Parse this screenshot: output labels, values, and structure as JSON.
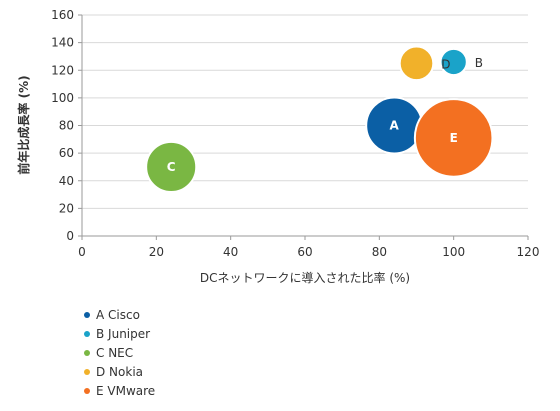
{
  "chart_data": {
    "type": "bubble",
    "xlabel": "DCネットワークに導入された比率 (%)",
    "ylabel": "前年比成長率 (%)",
    "xlim": [
      0,
      120
    ],
    "ylim": [
      0,
      160
    ],
    "xticks": [
      0,
      20,
      40,
      60,
      80,
      100,
      120
    ],
    "yticks": [
      0,
      20,
      40,
      60,
      80,
      100,
      120,
      140,
      160
    ],
    "grid": "horizontal",
    "legend_position": "bottom-left",
    "series": [
      {
        "letter": "A",
        "name": "A Cisco",
        "x": 84,
        "y": 80,
        "size": 1.0,
        "color": "#0b5fa5",
        "label_inside": true
      },
      {
        "letter": "B",
        "name": "B Juniper",
        "x": 100,
        "y": 126,
        "size": 0.22,
        "color": "#1aa3c9",
        "label_inside": false
      },
      {
        "letter": "C",
        "name": "C NEC",
        "x": 24,
        "y": 50,
        "size": 0.8,
        "color": "#7ab743",
        "label_inside": true
      },
      {
        "letter": "D",
        "name": "D Nokia",
        "x": 90,
        "y": 125,
        "size": 0.36,
        "color": "#f1b12a",
        "label_inside": false
      },
      {
        "letter": "E",
        "name": "E VMware",
        "x": 100,
        "y": 71,
        "size": 1.92,
        "color": "#f37021",
        "label_inside": true
      }
    ]
  }
}
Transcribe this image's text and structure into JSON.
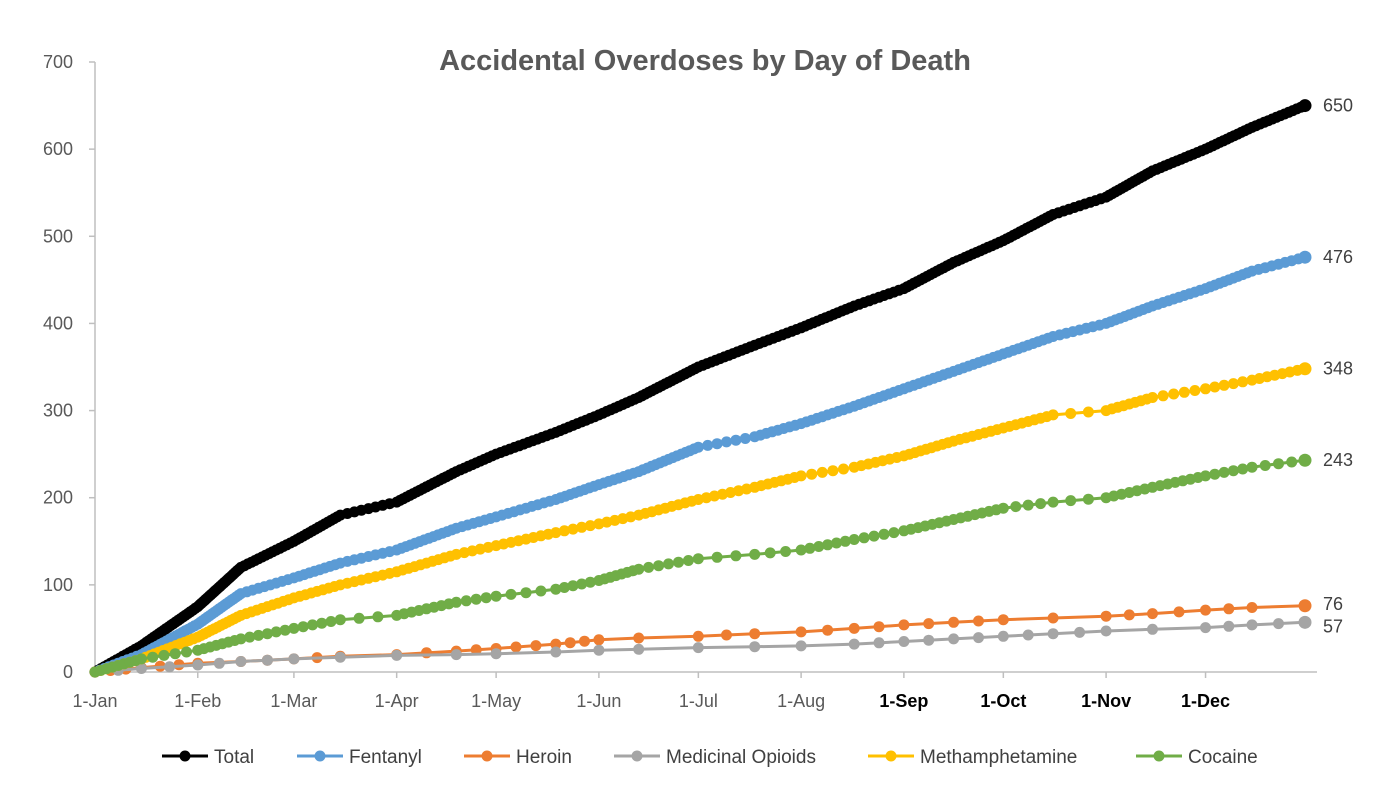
{
  "chart_data": {
    "type": "line",
    "title": "Accidental Overdoses by Day of Death",
    "xlabel": "",
    "ylabel": "",
    "ylim": [
      0,
      700
    ],
    "yticks": [
      "0",
      "100",
      "200",
      "300",
      "400",
      "500",
      "600",
      "700"
    ],
    "xlim_days": [
      1,
      366
    ],
    "xticks": [
      {
        "label": "1-Jan",
        "day": 1,
        "bold": false
      },
      {
        "label": "1-Feb",
        "day": 32,
        "bold": false
      },
      {
        "label": "1-Mar",
        "day": 61,
        "bold": false
      },
      {
        "label": "1-Apr",
        "day": 92,
        "bold": false
      },
      {
        "label": "1-May",
        "day": 122,
        "bold": false
      },
      {
        "label": "1-Jun",
        "day": 153,
        "bold": false
      },
      {
        "label": "1-Jul",
        "day": 183,
        "bold": false
      },
      {
        "label": "1-Aug",
        "day": 214,
        "bold": false
      },
      {
        "label": "1-Sep",
        "day": 245,
        "bold": true
      },
      {
        "label": "1-Oct",
        "day": 275,
        "bold": true
      },
      {
        "label": "1-Nov",
        "day": 306,
        "bold": true
      },
      {
        "label": "1-Dec",
        "day": 336,
        "bold": true
      }
    ],
    "grid": false,
    "legend_position": "bottom",
    "series": [
      {
        "name": "Total",
        "color": "#000000",
        "end_label": "650",
        "x": [
          1,
          15,
          32,
          45,
          61,
          75,
          92,
          110,
          122,
          140,
          153,
          165,
          183,
          200,
          214,
          230,
          245,
          260,
          275,
          290,
          306,
          320,
          336,
          350,
          366
        ],
        "y": [
          0,
          30,
          75,
          120,
          150,
          180,
          195,
          230,
          250,
          275,
          295,
          315,
          350,
          375,
          395,
          420,
          440,
          470,
          495,
          525,
          545,
          575,
          600,
          625,
          650
        ]
      },
      {
        "name": "Fentanyl",
        "color": "#5B9BD5",
        "end_label": "476",
        "x": [
          1,
          15,
          32,
          45,
          61,
          75,
          92,
          110,
          122,
          140,
          153,
          165,
          183,
          200,
          214,
          230,
          245,
          260,
          275,
          290,
          306,
          320,
          336,
          350,
          366
        ],
        "y": [
          0,
          20,
          55,
          90,
          108,
          125,
          140,
          165,
          178,
          198,
          215,
          230,
          258,
          270,
          285,
          305,
          325,
          345,
          365,
          385,
          400,
          420,
          440,
          460,
          476
        ]
      },
      {
        "name": "Heroin",
        "color": "#ED7D31",
        "end_label": "76",
        "x": [
          1,
          15,
          32,
          45,
          61,
          75,
          92,
          110,
          122,
          140,
          153,
          165,
          183,
          200,
          214,
          230,
          245,
          260,
          275,
          290,
          306,
          320,
          336,
          350,
          366
        ],
        "y": [
          0,
          5,
          10,
          12,
          15,
          18,
          20,
          24,
          27,
          32,
          37,
          39,
          41,
          44,
          46,
          50,
          54,
          57,
          60,
          62,
          64,
          67,
          71,
          74,
          76
        ]
      },
      {
        "name": "Medicinal Opioids",
        "color": "#A5A5A5",
        "end_label": "57",
        "x": [
          1,
          15,
          32,
          45,
          61,
          75,
          92,
          110,
          122,
          140,
          153,
          165,
          183,
          200,
          214,
          230,
          245,
          260,
          275,
          290,
          306,
          320,
          336,
          350,
          366
        ],
        "y": [
          0,
          4,
          8,
          12,
          15,
          17,
          19,
          20,
          21,
          23,
          25,
          26,
          28,
          29,
          30,
          32,
          35,
          38,
          41,
          44,
          47,
          49,
          51,
          54,
          57
        ]
      },
      {
        "name": "Methamphetamine",
        "color": "#FFC000",
        "end_label": "348",
        "x": [
          1,
          15,
          32,
          45,
          61,
          75,
          92,
          110,
          122,
          140,
          153,
          165,
          183,
          200,
          214,
          230,
          245,
          260,
          275,
          290,
          306,
          320,
          336,
          350,
          366
        ],
        "y": [
          0,
          15,
          40,
          65,
          85,
          100,
          115,
          135,
          145,
          160,
          170,
          180,
          198,
          212,
          225,
          235,
          248,
          265,
          280,
          295,
          300,
          315,
          325,
          335,
          348
        ]
      },
      {
        "name": "Cocaine",
        "color": "#70AD47",
        "end_label": "243",
        "x": [
          1,
          15,
          32,
          45,
          61,
          75,
          92,
          110,
          122,
          140,
          153,
          165,
          183,
          200,
          214,
          230,
          245,
          260,
          275,
          290,
          306,
          320,
          336,
          350,
          366
        ],
        "y": [
          0,
          15,
          25,
          38,
          50,
          60,
          65,
          80,
          87,
          95,
          105,
          118,
          130,
          135,
          140,
          152,
          162,
          175,
          188,
          195,
          200,
          212,
          225,
          235,
          243
        ]
      }
    ]
  }
}
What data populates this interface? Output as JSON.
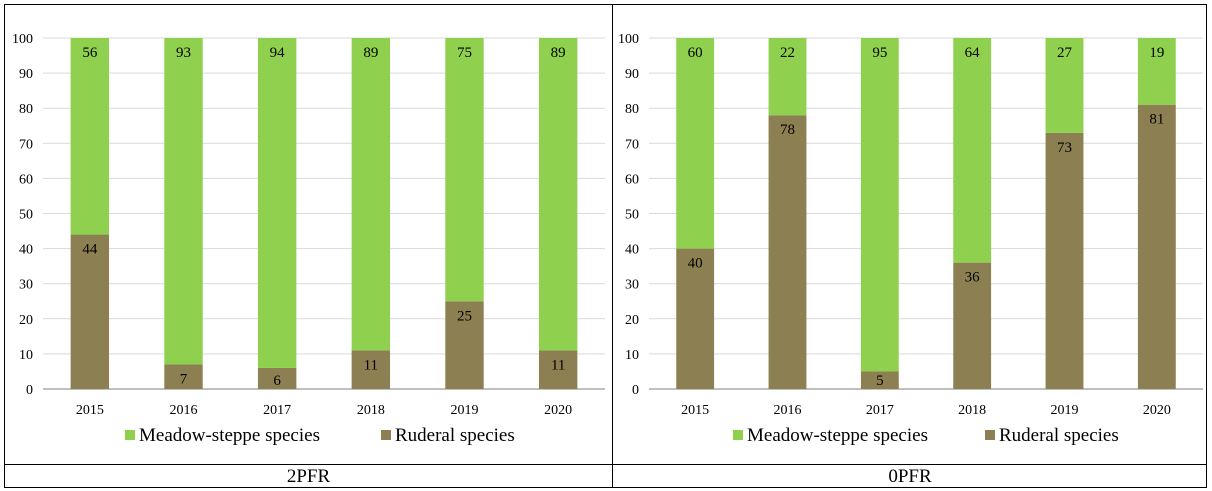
{
  "colors": {
    "meadow": "#8fd14f",
    "ruderal": "#8c8052",
    "grid": "#d9d9d9",
    "axis": "#808080"
  },
  "chart_data": [
    {
      "type": "bar",
      "stacked": true,
      "panel_label": "2PFR",
      "categories": [
        "2015",
        "2016",
        "2017",
        "2018",
        "2019",
        "2020"
      ],
      "series": [
        {
          "name": "Ruderal species",
          "values": [
            44,
            7,
            6,
            11,
            25,
            11
          ]
        },
        {
          "name": "Meadow-steppe species",
          "values": [
            56,
            93,
            94,
            89,
            75,
            89
          ]
        }
      ],
      "ylim": [
        0,
        100
      ],
      "yticks": [
        "0",
        "10",
        "20",
        "30",
        "40",
        "50",
        "60",
        "70",
        "80",
        "90",
        "100"
      ],
      "grid": true,
      "legend_position": "bottom",
      "legend": [
        "Meadow-steppe species",
        "Ruderal species"
      ]
    },
    {
      "type": "bar",
      "stacked": true,
      "panel_label": "0PFR",
      "categories": [
        "2015",
        "2016",
        "2017",
        "2018",
        "2019",
        "2020"
      ],
      "series": [
        {
          "name": "Ruderal species",
          "values": [
            40,
            78,
            5,
            36,
            73,
            81
          ]
        },
        {
          "name": "Meadow-steppe species",
          "values": [
            60,
            22,
            95,
            64,
            27,
            19
          ]
        }
      ],
      "ylim": [
        0,
        100
      ],
      "yticks": [
        "0",
        "10",
        "20",
        "30",
        "40",
        "50",
        "60",
        "70",
        "80",
        "90",
        "100"
      ],
      "grid": true,
      "legend_position": "bottom",
      "legend": [
        "Meadow-steppe species",
        "Ruderal species"
      ]
    }
  ]
}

• • • • • • •

● **GIVEN INSTRUCTION**
Return each line of the data that contains the string "letter".

● **TASK OUTPUT**
        "letter": "A",
        "letter": "B",
        "letter": "C",
        "letter": "D",
        "letter": "E",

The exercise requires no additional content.